## WORK TO BE COMPLETED
Repeat the records verbatim and leave the pictures out of your copy.

## RECORD LIST
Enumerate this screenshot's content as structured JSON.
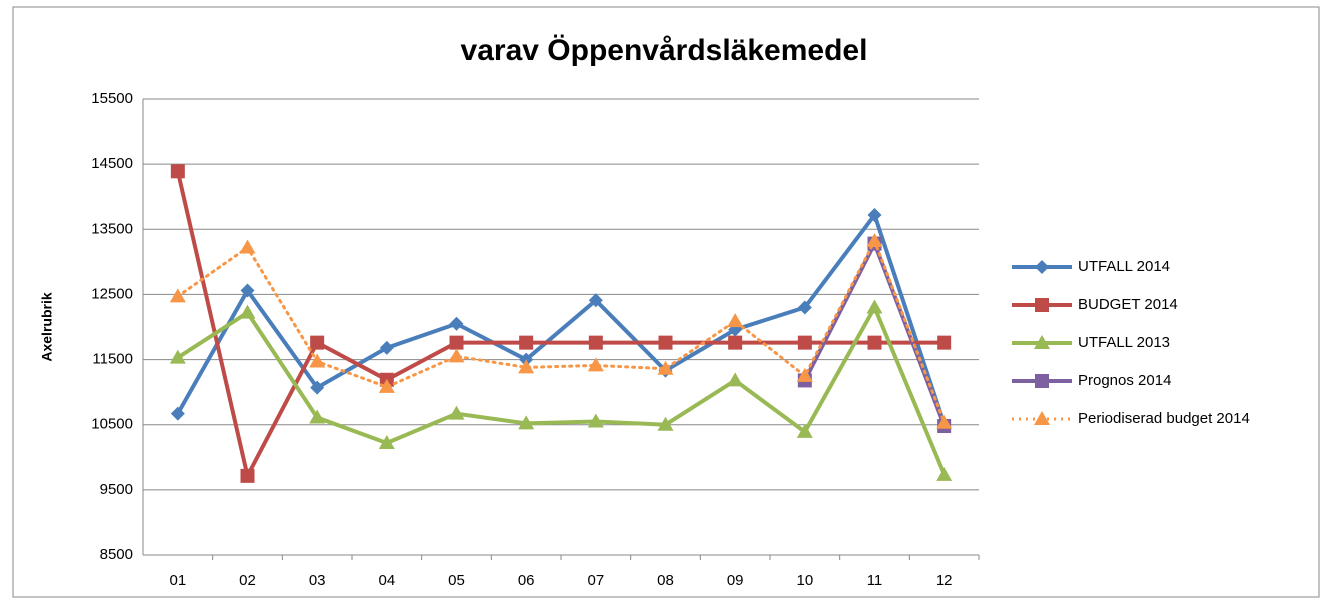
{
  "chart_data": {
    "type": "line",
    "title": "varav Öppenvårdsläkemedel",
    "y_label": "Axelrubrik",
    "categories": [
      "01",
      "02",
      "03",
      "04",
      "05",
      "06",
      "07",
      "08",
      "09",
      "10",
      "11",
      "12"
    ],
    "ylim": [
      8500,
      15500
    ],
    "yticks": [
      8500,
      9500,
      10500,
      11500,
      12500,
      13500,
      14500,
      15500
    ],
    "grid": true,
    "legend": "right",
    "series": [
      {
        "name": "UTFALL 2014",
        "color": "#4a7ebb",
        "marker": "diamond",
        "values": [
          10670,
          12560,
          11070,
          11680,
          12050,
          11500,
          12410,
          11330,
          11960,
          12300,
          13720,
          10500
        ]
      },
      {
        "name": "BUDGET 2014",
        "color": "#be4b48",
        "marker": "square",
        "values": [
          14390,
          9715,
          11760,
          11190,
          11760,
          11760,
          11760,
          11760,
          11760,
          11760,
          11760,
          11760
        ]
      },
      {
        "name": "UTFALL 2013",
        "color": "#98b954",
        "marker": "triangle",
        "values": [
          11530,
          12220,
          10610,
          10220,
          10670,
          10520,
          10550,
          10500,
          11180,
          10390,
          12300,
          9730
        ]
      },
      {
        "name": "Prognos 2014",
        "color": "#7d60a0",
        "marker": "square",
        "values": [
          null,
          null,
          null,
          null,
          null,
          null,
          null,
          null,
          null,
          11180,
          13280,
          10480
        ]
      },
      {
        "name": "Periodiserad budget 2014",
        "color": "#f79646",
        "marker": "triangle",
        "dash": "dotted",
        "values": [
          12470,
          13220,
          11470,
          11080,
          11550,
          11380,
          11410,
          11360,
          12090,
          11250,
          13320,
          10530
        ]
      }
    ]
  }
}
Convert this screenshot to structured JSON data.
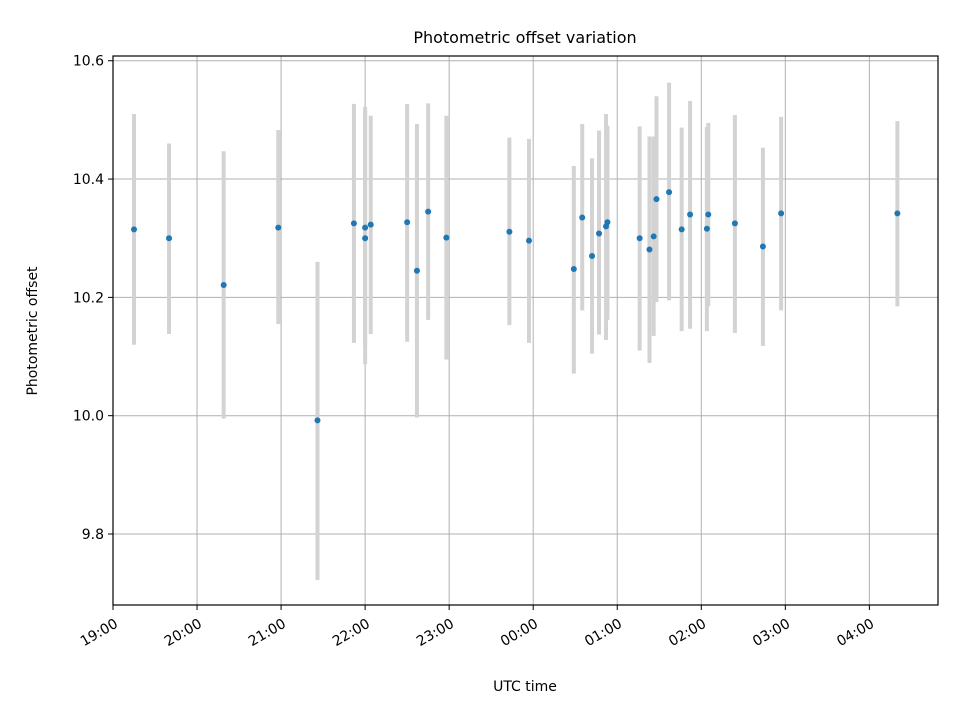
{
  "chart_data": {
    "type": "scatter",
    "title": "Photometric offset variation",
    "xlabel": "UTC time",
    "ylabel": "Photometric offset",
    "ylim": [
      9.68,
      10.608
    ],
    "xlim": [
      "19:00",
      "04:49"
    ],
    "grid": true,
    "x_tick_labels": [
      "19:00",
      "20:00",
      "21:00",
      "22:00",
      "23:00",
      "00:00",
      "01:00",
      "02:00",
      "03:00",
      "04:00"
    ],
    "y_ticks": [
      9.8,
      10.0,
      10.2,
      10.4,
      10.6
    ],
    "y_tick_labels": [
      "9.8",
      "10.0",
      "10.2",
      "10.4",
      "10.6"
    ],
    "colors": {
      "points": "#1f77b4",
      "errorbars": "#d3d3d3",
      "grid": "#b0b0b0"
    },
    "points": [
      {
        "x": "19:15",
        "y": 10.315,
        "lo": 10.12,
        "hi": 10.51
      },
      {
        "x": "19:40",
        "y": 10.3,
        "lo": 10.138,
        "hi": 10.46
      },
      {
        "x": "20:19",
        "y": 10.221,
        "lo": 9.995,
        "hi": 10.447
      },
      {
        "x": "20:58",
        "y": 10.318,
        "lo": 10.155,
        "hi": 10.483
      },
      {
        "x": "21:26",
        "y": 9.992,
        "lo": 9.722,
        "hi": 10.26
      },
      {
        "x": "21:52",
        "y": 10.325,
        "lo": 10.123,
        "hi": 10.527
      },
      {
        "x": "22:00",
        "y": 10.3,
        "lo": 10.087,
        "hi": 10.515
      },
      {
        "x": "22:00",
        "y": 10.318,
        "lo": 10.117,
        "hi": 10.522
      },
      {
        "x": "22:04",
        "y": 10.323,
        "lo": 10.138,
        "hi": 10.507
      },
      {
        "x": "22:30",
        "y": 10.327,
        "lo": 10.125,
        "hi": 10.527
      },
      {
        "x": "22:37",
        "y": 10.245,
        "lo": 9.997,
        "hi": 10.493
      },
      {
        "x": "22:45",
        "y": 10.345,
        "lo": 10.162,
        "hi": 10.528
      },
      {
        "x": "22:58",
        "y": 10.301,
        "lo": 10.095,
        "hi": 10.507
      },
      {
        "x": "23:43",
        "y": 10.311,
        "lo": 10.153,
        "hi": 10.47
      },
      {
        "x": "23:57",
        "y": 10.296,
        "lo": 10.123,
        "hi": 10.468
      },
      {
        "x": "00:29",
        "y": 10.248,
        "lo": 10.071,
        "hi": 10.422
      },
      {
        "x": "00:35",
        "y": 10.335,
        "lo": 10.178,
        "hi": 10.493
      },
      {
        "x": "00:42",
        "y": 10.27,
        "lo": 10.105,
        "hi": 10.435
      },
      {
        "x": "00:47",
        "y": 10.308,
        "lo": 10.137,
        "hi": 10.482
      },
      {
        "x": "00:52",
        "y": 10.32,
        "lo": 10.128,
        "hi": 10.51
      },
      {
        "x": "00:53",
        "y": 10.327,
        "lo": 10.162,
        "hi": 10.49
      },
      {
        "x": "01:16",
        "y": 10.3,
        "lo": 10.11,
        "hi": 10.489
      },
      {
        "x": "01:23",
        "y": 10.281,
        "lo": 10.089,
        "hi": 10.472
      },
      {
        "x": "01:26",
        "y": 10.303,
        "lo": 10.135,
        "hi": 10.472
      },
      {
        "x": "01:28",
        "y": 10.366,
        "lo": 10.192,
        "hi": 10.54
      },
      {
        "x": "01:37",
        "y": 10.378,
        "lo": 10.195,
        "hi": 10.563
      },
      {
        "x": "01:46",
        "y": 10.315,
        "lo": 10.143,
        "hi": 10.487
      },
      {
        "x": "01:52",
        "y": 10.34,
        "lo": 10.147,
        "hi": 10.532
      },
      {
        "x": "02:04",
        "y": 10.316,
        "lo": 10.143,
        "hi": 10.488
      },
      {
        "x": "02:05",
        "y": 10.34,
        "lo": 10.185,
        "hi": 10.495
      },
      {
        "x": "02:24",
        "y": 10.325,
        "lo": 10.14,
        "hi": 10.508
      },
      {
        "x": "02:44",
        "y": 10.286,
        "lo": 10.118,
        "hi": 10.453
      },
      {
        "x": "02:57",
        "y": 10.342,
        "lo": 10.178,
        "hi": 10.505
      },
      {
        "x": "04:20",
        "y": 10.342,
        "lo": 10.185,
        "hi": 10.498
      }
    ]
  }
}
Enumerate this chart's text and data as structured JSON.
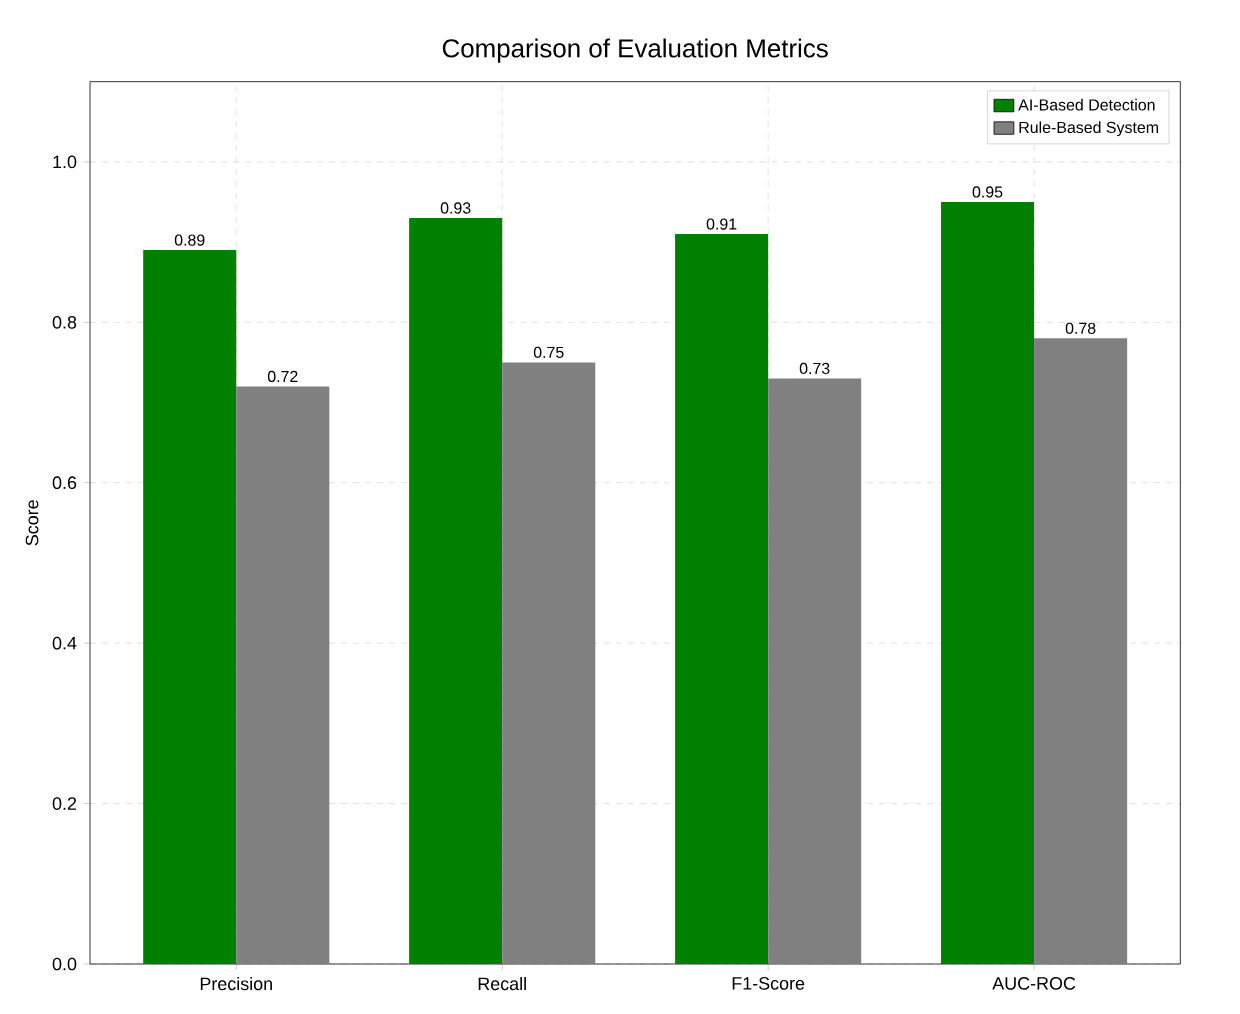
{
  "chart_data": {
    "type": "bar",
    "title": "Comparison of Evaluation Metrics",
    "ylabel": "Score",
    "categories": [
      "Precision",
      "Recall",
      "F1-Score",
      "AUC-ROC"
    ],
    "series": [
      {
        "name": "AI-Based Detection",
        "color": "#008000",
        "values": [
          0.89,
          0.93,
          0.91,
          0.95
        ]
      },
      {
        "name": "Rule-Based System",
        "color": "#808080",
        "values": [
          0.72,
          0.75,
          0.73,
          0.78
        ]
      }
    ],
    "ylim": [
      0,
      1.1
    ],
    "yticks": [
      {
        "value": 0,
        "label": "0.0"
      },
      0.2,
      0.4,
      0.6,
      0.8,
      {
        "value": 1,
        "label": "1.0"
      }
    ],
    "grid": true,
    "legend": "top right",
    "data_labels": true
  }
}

## THE ANSWER
Enumerate this screenshot's content as structured JSON.
{
  "chart_data": {
    "type": "line",
    "title": "varav Öppenvårdsläkemedel",
    "y_label": "Axelrubrik",
    "categories": [
      "01",
      "02",
      "03",
      "04",
      "05",
      "06",
      "07",
      "08",
      "09",
      "10",
      "11",
      "12"
    ],
    "ylim": [
      8500,
      15500
    ],
    "yticks": [
      8500,
      9500,
      10500,
      11500,
      12500,
      13500,
      14500,
      15500
    ],
    "grid": true,
    "legend": "right",
    "series": [
      {
        "name": "UTFALL 2014",
        "color": "#4a7ebb",
        "marker": "diamond",
        "values": [
          10670,
          12560,
          11070,
          11680,
          12050,
          11500,
          12410,
          11330,
          11960,
          12300,
          13720,
          10500
        ]
      },
      {
        "name": "BUDGET 2014",
        "color": "#be4b48",
        "marker": "square",
        "values": [
          14390,
          9715,
          11760,
          11190,
          11760,
          11760,
          11760,
          11760,
          11760,
          11760,
          11760,
          11760
        ]
      },
      {
        "name": "UTFALL 2013",
        "color": "#98b954",
        "marker": "triangle",
        "values": [
          11530,
          12220,
          10610,
          10220,
          10670,
          10520,
          10550,
          10500,
          11180,
          10390,
          12300,
          9730
        ]
      },
      {
        "name": "Prognos 2014",
        "color": "#7d60a0",
        "marker": "square",
        "values": [
          null,
          null,
          null,
          null,
          null,
          null,
          null,
          null,
          null,
          11180,
          13280,
          10480
        ]
      },
      {
        "name": "Periodiserad budget 2014",
        "color": "#f79646",
        "marker": "triangle",
        "dash": "dotted",
        "values": [
          12470,
          13220,
          11470,
          11080,
          11550,
          11380,
          11410,
          11360,
          12090,
          11250,
          13320,
          10530
        ]
      }
    ]
  }
}
Convert this screenshot to structured JSON data.
{
  "chart_data": {
    "type": "scatter",
    "title": "Photometric offset variation",
    "xlabel": "UTC time",
    "ylabel": "Photometric offset",
    "ylim": [
      9.68,
      10.608
    ],
    "xlim": [
      "19:00",
      "04:49"
    ],
    "grid": true,
    "x_tick_labels": [
      "19:00",
      "20:00",
      "21:00",
      "22:00",
      "23:00",
      "00:00",
      "01:00",
      "02:00",
      "03:00",
      "04:00"
    ],
    "y_ticks": [
      9.8,
      10.0,
      10.2,
      10.4,
      10.6
    ],
    "y_tick_labels": [
      "9.8",
      "10.0",
      "10.2",
      "10.4",
      "10.6"
    ],
    "colors": {
      "points": "#1f77b4",
      "errorbars": "#d3d3d3",
      "grid": "#b0b0b0"
    },
    "points": [
      {
        "x": "19:15",
        "y": 10.315,
        "lo": 10.12,
        "hi": 10.51
      },
      {
        "x": "19:40",
        "y": 10.3,
        "lo": 10.138,
        "hi": 10.46
      },
      {
        "x": "20:19",
        "y": 10.221,
        "lo": 9.995,
        "hi": 10.447
      },
      {
        "x": "20:58",
        "y": 10.318,
        "lo": 10.155,
        "hi": 10.483
      },
      {
        "x": "21:26",
        "y": 9.992,
        "lo": 9.722,
        "hi": 10.26
      },
      {
        "x": "21:52",
        "y": 10.325,
        "lo": 10.123,
        "hi": 10.527
      },
      {
        "x": "22:00",
        "y": 10.3,
        "lo": 10.087,
        "hi": 10.515
      },
      {
        "x": "22:00",
        "y": 10.318,
        "lo": 10.117,
        "hi": 10.522
      },
      {
        "x": "22:04",
        "y": 10.323,
        "lo": 10.138,
        "hi": 10.507
      },
      {
        "x": "22:30",
        "y": 10.327,
        "lo": 10.125,
        "hi": 10.527
      },
      {
        "x": "22:37",
        "y": 10.245,
        "lo": 9.997,
        "hi": 10.493
      },
      {
        "x": "22:45",
        "y": 10.345,
        "lo": 10.162,
        "hi": 10.528
      },
      {
        "x": "22:58",
        "y": 10.301,
        "lo": 10.095,
        "hi": 10.507
      },
      {
        "x": "23:43",
        "y": 10.311,
        "lo": 10.153,
        "hi": 10.47
      },
      {
        "x": "23:57",
        "y": 10.296,
        "lo": 10.123,
        "hi": 10.468
      },
      {
        "x": "00:29",
        "y": 10.248,
        "lo": 10.071,
        "hi": 10.422
      },
      {
        "x": "00:35",
        "y": 10.335,
        "lo": 10.178,
        "hi": 10.493
      },
      {
        "x": "00:42",
        "y": 10.27,
        "lo": 10.105,
        "hi": 10.435
      },
      {
        "x": "00:47",
        "y": 10.308,
        "lo": 10.137,
        "hi": 10.482
      },
      {
        "x": "00:52",
        "y": 10.32,
        "lo": 10.128,
        "hi": 10.51
      },
      {
        "x": "00:53",
        "y": 10.327,
        "lo": 10.162,
        "hi": 10.49
      },
      {
        "x": "01:16",
        "y": 10.3,
        "lo": 10.11,
        "hi": 10.489
      },
      {
        "x": "01:23",
        "y": 10.281,
        "lo": 10.089,
        "hi": 10.472
      },
      {
        "x": "01:26",
        "y": 10.303,
        "lo": 10.135,
        "hi": 10.472
      },
      {
        "x": "01:28",
        "y": 10.366,
        "lo": 10.192,
        "hi": 10.54
      },
      {
        "x": "01:37",
        "y": 10.378,
        "lo": 10.195,
        "hi": 10.563
      },
      {
        "x": "01:46",
        "y": 10.315,
        "lo": 10.143,
        "hi": 10.487
      },
      {
        "x": "01:52",
        "y": 10.34,
        "lo": 10.147,
        "hi": 10.532
      },
      {
        "x": "02:04",
        "y": 10.316,
        "lo": 10.143,
        "hi": 10.488
      },
      {
        "x": "02:05",
        "y": 10.34,
        "lo": 10.185,
        "hi": 10.495
      },
      {
        "x": "02:24",
        "y": 10.325,
        "lo": 10.14,
        "hi": 10.508
      },
      {
        "x": "02:44",
        "y": 10.286,
        "lo": 10.118,
        "hi": 10.453
      },
      {
        "x": "02:57",
        "y": 10.342,
        "lo": 10.178,
        "hi": 10.505
      },
      {
        "x": "04:20",
        "y": 10.342,
        "lo": 10.185,
        "hi": 10.498
      }
    ]
  }
}
Enumerate this chart's text and data as structured JSON.
{
  "chart_data": {
    "type": "bar",
    "title": "Comparison of Evaluation Metrics",
    "ylabel": "Score",
    "categories": [
      "Precision",
      "Recall",
      "F1-Score",
      "AUC-ROC"
    ],
    "series": [
      {
        "name": "AI-Based Detection",
        "color": "#008000",
        "values": [
          0.89,
          0.93,
          0.91,
          0.95
        ]
      },
      {
        "name": "Rule-Based System",
        "color": "#808080",
        "values": [
          0.72,
          0.75,
          0.73,
          0.78
        ]
      }
    ],
    "ylim": [
      0,
      1.1
    ],
    "yticks": [
      {
        "value": 0,
        "label": "0.0"
      },
      0.2,
      0.4,
      0.6,
      0.8,
      {
        "value": 1,
        "label": "1.0"
      }
    ],
    "grid": true,
    "legend": "top right",
    "data_labels": true
  }
}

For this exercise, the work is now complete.